>>
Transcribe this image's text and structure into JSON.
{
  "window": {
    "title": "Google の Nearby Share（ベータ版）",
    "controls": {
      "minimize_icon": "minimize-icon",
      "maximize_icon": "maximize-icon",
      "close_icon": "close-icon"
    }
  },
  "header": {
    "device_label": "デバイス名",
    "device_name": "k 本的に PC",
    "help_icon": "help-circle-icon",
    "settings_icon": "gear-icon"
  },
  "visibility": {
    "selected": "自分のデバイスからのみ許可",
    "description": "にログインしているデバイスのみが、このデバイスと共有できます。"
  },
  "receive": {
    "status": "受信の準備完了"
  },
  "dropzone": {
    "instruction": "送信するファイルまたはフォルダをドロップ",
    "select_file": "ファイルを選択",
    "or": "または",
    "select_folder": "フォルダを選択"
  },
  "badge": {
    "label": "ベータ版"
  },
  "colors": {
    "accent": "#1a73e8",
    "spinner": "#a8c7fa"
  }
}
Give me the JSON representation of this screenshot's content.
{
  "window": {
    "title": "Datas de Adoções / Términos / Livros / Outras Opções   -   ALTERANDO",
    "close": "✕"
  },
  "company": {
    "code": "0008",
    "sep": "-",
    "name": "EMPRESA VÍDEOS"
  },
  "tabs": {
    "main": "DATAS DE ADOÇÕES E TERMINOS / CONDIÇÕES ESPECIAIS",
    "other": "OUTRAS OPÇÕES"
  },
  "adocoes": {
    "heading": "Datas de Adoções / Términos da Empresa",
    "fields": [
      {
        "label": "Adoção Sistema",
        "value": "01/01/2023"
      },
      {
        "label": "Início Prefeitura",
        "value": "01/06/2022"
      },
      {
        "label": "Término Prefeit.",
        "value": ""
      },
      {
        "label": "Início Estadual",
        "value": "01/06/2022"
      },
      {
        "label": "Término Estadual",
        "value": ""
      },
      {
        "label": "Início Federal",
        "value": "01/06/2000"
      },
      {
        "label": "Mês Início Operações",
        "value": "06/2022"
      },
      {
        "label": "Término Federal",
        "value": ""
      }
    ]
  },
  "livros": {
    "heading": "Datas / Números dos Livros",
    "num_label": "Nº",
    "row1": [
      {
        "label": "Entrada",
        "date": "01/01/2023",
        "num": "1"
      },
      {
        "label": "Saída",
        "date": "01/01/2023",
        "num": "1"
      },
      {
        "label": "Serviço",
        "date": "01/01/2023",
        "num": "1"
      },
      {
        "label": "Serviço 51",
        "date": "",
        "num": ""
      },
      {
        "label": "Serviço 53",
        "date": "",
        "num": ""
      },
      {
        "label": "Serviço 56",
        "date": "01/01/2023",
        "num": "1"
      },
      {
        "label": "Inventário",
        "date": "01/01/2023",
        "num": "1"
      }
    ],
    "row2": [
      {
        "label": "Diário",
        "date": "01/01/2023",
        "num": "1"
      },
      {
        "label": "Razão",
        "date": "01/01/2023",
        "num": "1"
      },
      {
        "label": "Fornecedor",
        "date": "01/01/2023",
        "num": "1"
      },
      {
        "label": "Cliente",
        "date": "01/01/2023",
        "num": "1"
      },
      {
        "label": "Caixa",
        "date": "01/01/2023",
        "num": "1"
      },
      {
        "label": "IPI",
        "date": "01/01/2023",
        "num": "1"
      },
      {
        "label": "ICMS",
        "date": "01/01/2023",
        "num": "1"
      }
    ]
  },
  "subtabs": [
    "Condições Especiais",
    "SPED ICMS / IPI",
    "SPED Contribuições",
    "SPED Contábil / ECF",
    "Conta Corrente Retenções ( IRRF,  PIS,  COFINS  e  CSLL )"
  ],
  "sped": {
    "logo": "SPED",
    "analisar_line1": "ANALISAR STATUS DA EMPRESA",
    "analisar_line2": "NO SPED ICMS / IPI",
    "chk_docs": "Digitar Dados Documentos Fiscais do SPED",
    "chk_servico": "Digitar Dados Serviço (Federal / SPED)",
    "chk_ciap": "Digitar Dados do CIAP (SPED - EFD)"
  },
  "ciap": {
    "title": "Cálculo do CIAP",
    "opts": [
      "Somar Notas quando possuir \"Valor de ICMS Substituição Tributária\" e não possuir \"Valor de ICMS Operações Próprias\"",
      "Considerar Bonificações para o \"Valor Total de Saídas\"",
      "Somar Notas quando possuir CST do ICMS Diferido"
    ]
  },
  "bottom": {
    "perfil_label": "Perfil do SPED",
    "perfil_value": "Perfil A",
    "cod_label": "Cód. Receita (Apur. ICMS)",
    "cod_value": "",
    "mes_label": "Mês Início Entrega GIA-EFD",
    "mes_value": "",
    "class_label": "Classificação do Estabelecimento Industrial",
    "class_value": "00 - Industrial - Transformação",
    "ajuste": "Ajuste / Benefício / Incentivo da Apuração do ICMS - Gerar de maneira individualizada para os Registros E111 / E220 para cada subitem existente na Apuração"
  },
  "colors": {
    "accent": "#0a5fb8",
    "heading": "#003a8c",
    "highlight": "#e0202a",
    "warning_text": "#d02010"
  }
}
<<
TASK: Go through the records above and retype each one exactly.

COMPLETE RESPONSE:
Transcribe this image's text and structure into JSON.
{
  "window": {
    "title": "Google の Nearby Share（ベータ版）",
    "controls": {
      "minimize_icon": "minimize-icon",
      "maximize_icon": "maximize-icon",
      "close_icon": "close-icon"
    }
  },
  "header": {
    "device_label": "デバイス名",
    "device_name": "k 本的に PC",
    "help_icon": "help-circle-icon",
    "settings_icon": "gear-icon"
  },
  "visibility": {
    "selected": "自分のデバイスからのみ許可",
    "description": "にログインしているデバイスのみが、このデバイスと共有できます。"
  },
  "receive": {
    "status": "受信の準備完了"
  },
  "dropzone": {
    "instruction": "送信するファイルまたはフォルダをドロップ",
    "select_file": "ファイルを選択",
    "or": "または",
    "select_folder": "フォルダを選択"
  },
  "badge": {
    "label": "ベータ版"
  },
  "colors": {
    "accent": "#1a73e8",
    "spinner": "#a8c7fa"
  }
}
Give me the JSON representation of this screenshot's content.
{
  "window": {
    "title": "Datas de Adoções / Términos / Livros / Outras Opções   -   ALTERANDO",
    "close": "✕"
  },
  "company": {
    "code": "0008",
    "sep": "-",
    "name": "EMPRESA VÍDEOS"
  },
  "tabs": {
    "main": "DATAS DE ADOÇÕES E TERMINOS / CONDIÇÕES ESPECIAIS",
    "other": "OUTRAS OPÇÕES"
  },
  "adocoes": {
    "heading": "Datas de Adoções / Términos da Empresa",
    "fields": [
      {
        "label": "Adoção Sistema",
        "value": "01/01/2023"
      },
      {
        "label": "Início Prefeitura",
        "value": "01/06/2022"
      },
      {
        "label": "Término Prefeit.",
        "value": ""
      },
      {
        "label": "Início Estadual",
        "value": "01/06/2022"
      },
      {
        "label": "Término Estadual",
        "value": ""
      },
      {
        "label": "Início Federal",
        "value": "01/06/2000"
      },
      {
        "label": "Mês Início Operações",
        "value": "06/2022"
      },
      {
        "label": "Término Federal",
        "value": ""
      }
    ]
  },
  "livros": {
    "heading": "Datas / Números dos Livros",
    "num_label": "Nº",
    "row1": [
      {
        "label": "Entrada",
        "date": "01/01/2023",
        "num": "1"
      },
      {
        "label": "Saída",
        "date": "01/01/2023",
        "num": "1"
      },
      {
        "label": "Serviço",
        "date": "01/01/2023",
        "num": "1"
      },
      {
        "label": "Serviço 51",
        "date": "",
        "num": ""
      },
      {
        "label": "Serviço 53",
        "date": "",
        "num": ""
      },
      {
        "label": "Serviço 56",
        "date": "01/01/2023",
        "num": "1"
      },
      {
        "label": "Inventário",
        "date": "01/01/2023",
        "num": "1"
      }
    ],
    "row2": [
      {
        "label": "Diário",
        "date": "01/01/2023",
        "num": "1"
      },
      {
        "label": "Razão",
        "date": "01/01/2023",
        "num": "1"
      },
      {
        "label": "Fornecedor",
        "date": "01/01/2023",
        "num": "1"
      },
      {
        "label": "Cliente",
        "date": "01/01/2023",
        "num": "1"
      },
      {
        "label": "Caixa",
        "date": "01/01/2023",
        "num": "1"
      },
      {
        "label": "IPI",
        "date": "01/01/2023",
        "num": "1"
      },
      {
        "label": "ICMS",
        "date": "01/01/2023",
        "num": "1"
      }
    ]
  },
  "subtabs": [
    "Condições Especiais",
    "SPED ICMS / IPI",
    "SPED Contribuições",
    "SPED Contábil / ECF",
    "Conta Corrente Retenções ( IRRF,  PIS,  COFINS  e  CSLL )"
  ],
  "sped": {
    "logo": "SPED",
    "analisar_line1": "ANALISAR STATUS DA EMPRESA",
    "analisar_line2": "NO SPED ICMS / IPI",
    "chk_docs": "Digitar Dados Documentos Fiscais do SPED",
    "chk_servico": "Digitar Dados Serviço (Federal / SPED)",
    "chk_ciap": "Digitar Dados do CIAP (SPED - EFD)"
  },
  "ciap": {
    "title": "Cálculo do CIAP",
    "opts": [
      "Somar Notas quando possuir \"Valor de ICMS Substituição Tributária\" e não possuir \"Valor de ICMS Operações Próprias\"",
      "Considerar Bonificações para o \"Valor Total de Saídas\"",
      "Somar Notas quando possuir CST do ICMS Diferido"
    ]
  },
  "bottom": {
    "perfil_label": "Perfil do SPED",
    "perfil_value": "Perfil A",
    "cod_label": "Cód. Receita (Apur. ICMS)",
    "cod_value": "",
    "mes_label": "Mês Início Entrega GIA-EFD",
    "mes_value": "",
    "class_label": "Classificação do Estabelecimento Industrial",
    "class_value": "00 - Industrial - Transformação",
    "ajuste": "Ajuste / Benefício / Incentivo da Apuração do ICMS - Gerar de maneira individualizada para os Registros E111 / E220 para cada subitem existente na Apuração"
  },
  "colors": {
    "accent": "#0a5fb8",
    "heading": "#003a8c",
    "highlight": "#e0202a",
    "warning_text": "#d02010"
  }
}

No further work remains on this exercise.